● Objective
Extract each line of the data below exactly as written.
==================================================
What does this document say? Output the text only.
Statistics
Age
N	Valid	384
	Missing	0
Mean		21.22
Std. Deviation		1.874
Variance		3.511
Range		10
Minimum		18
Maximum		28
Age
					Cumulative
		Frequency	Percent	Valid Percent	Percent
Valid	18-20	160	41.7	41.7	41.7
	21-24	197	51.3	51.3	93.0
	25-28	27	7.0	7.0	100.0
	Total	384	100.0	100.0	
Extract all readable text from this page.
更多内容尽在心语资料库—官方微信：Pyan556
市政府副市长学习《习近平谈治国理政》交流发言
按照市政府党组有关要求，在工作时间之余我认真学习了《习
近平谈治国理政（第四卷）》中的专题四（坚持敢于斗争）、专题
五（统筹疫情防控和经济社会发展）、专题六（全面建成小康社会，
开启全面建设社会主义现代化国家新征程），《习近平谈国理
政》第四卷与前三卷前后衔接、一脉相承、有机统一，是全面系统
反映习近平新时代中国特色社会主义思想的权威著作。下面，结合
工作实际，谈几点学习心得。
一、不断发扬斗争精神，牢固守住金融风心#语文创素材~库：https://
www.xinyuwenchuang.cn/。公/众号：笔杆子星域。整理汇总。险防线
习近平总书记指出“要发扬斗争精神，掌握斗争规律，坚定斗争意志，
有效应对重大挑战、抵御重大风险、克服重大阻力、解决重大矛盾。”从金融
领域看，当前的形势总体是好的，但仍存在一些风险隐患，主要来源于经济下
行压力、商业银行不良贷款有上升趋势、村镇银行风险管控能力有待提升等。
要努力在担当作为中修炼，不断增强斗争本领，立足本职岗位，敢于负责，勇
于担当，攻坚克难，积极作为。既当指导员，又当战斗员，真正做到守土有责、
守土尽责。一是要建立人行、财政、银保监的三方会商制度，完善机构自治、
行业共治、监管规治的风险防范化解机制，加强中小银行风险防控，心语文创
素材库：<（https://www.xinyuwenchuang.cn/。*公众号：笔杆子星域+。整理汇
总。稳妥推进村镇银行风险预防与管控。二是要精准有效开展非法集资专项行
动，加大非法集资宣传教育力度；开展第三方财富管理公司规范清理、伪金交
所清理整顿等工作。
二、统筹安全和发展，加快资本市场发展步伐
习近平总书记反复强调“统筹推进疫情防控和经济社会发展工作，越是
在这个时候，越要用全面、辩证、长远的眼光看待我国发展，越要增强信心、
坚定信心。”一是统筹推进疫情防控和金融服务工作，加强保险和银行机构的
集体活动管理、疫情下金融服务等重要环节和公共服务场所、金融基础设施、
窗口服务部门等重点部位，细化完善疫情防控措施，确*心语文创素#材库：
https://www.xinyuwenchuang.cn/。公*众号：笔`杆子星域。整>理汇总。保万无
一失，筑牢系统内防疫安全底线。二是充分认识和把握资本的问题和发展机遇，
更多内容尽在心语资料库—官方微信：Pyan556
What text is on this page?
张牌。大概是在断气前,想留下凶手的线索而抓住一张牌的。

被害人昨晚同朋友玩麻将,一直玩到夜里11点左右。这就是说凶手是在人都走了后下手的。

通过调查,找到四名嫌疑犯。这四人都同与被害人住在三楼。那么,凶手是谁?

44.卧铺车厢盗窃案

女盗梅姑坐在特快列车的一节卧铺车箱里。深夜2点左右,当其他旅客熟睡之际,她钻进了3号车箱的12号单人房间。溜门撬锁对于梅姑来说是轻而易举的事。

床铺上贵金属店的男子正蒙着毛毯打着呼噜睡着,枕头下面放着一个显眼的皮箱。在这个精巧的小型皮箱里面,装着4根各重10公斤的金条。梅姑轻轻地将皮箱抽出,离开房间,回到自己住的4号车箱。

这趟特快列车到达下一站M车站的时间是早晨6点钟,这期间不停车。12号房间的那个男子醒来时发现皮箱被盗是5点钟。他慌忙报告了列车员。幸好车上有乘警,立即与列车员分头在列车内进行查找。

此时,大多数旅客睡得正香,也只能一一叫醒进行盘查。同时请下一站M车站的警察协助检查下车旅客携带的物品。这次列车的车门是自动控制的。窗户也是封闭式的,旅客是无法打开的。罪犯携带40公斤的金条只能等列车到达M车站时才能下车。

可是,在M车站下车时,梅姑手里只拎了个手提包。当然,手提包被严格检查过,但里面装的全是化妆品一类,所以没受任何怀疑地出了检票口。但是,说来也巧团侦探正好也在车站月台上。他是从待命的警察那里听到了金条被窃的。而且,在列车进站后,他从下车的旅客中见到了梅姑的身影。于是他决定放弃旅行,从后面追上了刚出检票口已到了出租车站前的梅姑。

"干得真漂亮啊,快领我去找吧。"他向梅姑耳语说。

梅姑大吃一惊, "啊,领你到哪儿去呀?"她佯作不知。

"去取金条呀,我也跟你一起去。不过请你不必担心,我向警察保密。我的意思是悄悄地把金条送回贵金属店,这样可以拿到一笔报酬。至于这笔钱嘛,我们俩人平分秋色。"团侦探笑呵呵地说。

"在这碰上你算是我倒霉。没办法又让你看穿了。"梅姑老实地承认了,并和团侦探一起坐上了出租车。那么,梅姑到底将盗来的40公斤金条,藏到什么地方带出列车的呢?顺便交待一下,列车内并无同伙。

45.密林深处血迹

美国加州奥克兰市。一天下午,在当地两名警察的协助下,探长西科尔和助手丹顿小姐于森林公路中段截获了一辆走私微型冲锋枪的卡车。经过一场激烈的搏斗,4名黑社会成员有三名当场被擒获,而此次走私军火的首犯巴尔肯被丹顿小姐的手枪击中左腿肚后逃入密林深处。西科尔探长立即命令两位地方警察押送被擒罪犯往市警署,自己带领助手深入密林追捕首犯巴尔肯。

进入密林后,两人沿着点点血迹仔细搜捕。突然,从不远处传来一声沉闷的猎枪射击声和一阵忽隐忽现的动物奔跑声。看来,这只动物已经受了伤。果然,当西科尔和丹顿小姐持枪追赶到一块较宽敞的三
==================================================
● Task response
What does this document say? Output the text only.
Statistics
Age
N	Valid	384
	Missing	0
Mean		21.22
Std. Deviation		1.874
Variance		3.511
Range		10
Minimum		18
Maximum		28
Age
					Cumulative
		Frequency	Percent	Valid Percent	Percent
Valid	18-20	160	41.7	41.7	41.7
	21-24	197	51.3	51.3	93.0
	25-28	27	7.0	7.0	100.0
	Total	384	100.0	100.0	
Extract all readable text from this page.
更多内容尽在心语资料库—官方微信：Pyan556
市政府副市长学习《习近平谈治国理政》交流发言
按照市政府党组有关要求，在工作时间之余我认真学习了《习
近平谈治国理政（第四卷）》中的专题四（坚持敢于斗争）、专题
五（统筹疫情防控和经济社会发展）、专题六（全面建成小康社会，
开启全面建设社会主义现代化国家新征程），《习近平谈国理
政》第四卷与前三卷前后衔接、一脉相承、有机统一，是全面系统
反映习近平新时代中国特色社会主义思想的权威著作。下面，结合
工作实际，谈几点学习心得。
一、不断发扬斗争精神，牢固守住金融风心#语文创素材~库：https://
www.xinyuwenchuang.cn/。公/众号：笔杆子星域。整理汇总。险防线
习近平总书记指出“要发扬斗争精神，掌握斗争规律，坚定斗争意志，
有效应对重大挑战、抵御重大风险、克服重大阻力、解决重大矛盾。”从金融
领域看，当前的形势总体是好的，但仍存在一些风险隐患，主要来源于经济下
行压力、商业银行不良贷款有上升趋势、村镇银行风险管控能力有待提升等。
要努力在担当作为中修炼，不断增强斗争本领，立足本职岗位，敢于负责，勇
于担当，攻坚克难，积极作为。既当指导员，又当战斗员，真正做到守土有责、
守土尽责。一是要建立人行、财政、银保监的三方会商制度，完善机构自治、
行业共治、监管规治的风险防范化解机制，加强中小银行风险防控，心语文创
素材库：<（https://www.xinyuwenchuang.cn/。*公众号：笔杆子星域+。整理汇
总。稳妥推进村镇银行风险预防与管控。二是要精准有效开展非法集资专项行
动，加大非法集资宣传教育力度；开展第三方财富管理公司规范清理、伪金交
所清理整顿等工作。
二、统筹安全和发展，加快资本市场发展步伐
习近平总书记反复强调“统筹推进疫情防控和经济社会发展工作，越是
在这个时候，越要用全面、辩证、长远的眼光看待我国发展，越要增强信心、
坚定信心。”一是统筹推进疫情防控和金融服务工作，加强保险和银行机构的
集体活动管理、疫情下金融服务等重要环节和公共服务场所、金融基础设施、
窗口服务部门等重点部位，细化完善疫情防控措施，确*心语文创素#材库：
https://www.xinyuwenchuang.cn/。公*众号：笔`杆子星域。整>理汇总。保万无
一失，筑牢系统内防疫安全底线。二是充分认识和把握资本的问题和发展机遇，
更多内容尽在心语资料库—官方微信：Pyan556
What text is on this page?
张牌。大概是在断气前,想留下凶手的线索而抓住一张牌的。

被害人昨晚同朋友玩麻将,一直玩到夜里11点左右。这就是说凶手是在人都走了后下手的。

通过调查,找到四名嫌疑犯。这四人都同与被害人住在三楼。那么,凶手是谁?

44.卧铺车厢盗窃案

女盗梅姑坐在特快列车的一节卧铺车箱里。深夜2点左右,当其他旅客熟睡之际,她钻进了3号车箱的12号单人房间。溜门撬锁对于梅姑来说是轻而易举的事。

床铺上贵金属店的男子正蒙着毛毯打着呼噜睡着,枕头下面放着一个显眼的皮箱。在这个精巧的小型皮箱里面,装着4根各重10公斤的金条。梅姑轻轻地将皮箱抽出,离开房间,回到自己住的4号车箱。

这趟特快列车到达下一站M车站的时间是早晨6点钟,这期间不停车。12号房间的那个男子醒来时发现皮箱被盗是5点钟。他慌忙报告了列车员。幸好车上有乘警,立即与列车员分头在列车内进行查找。

此时,大多数旅客睡得正香,也只能一一叫醒进行盘查。同时请下一站M车站的警察协助检查下车旅客携带的物品。这次列车的车门是自动控制的。窗户也是封闭式的,旅客是无法打开的。罪犯携带40公斤的金条只能等列车到达M车站时才能下车。

可是,在M车站下车时,梅姑手里只拎了个手提包。当然,手提包被严格检查过,但里面装的全是化妆品一类,所以没受任何怀疑地出了检票口。但是,说来也巧团侦探正好也在车站月台上。他是从待命的警察那里听到了金条被窃的。而且,在列车进站后,他从下车的旅客中见到了梅姑的身影。于是他决定放弃旅行,从后面追上了刚出检票口已到了出租车站前的梅姑。

"干得真漂亮啊,快领我去找吧。"他向梅姑耳语说。

梅姑大吃一惊, "啊,领你到哪儿去呀?"她佯作不知。

"去取金条呀,我也跟你一起去。不过请你不必担心,我向警察保密。我的意思是悄悄地把金条送回贵金属店,这样可以拿到一笔报酬。至于这笔钱嘛,我们俩人平分秋色。"团侦探笑呵呵地说。

"在这碰上你算是我倒霉。没办法又让你看穿了。"梅姑老实地承认了,并和团侦探一起坐上了出租车。那么,梅姑到底将盗来的40公斤金条,藏到什么地方带出列车的呢?顺便交待一下,列车内并无同伙。

45.密林深处血迹

美国加州奥克兰市。一天下午,在当地两名警察的协助下,探长西科尔和助手丹顿小姐于森林公路中段截获了一辆走私微型冲锋枪的卡车。经过一场激烈的搏斗,4名黑社会成员有三名当场被擒获,而此次走私军火的首犯巴尔肯被丹顿小姐的手枪击中左腿肚后逃入密林深处。西科尔探长立即命令两位地方警察押送被擒罪犯往市警署,自己带领助手深入密林追捕首犯巴尔肯。

进入密林后,两人沿着点点血迹仔细搜捕。突然,从不远处传来一声沉闷的猎枪射击声和一阵忽隐忽现的动物奔跑声。看来,这只动物已经受了伤。果然,当西科尔和丹顿小姐持枪追赶到一块较宽敞的三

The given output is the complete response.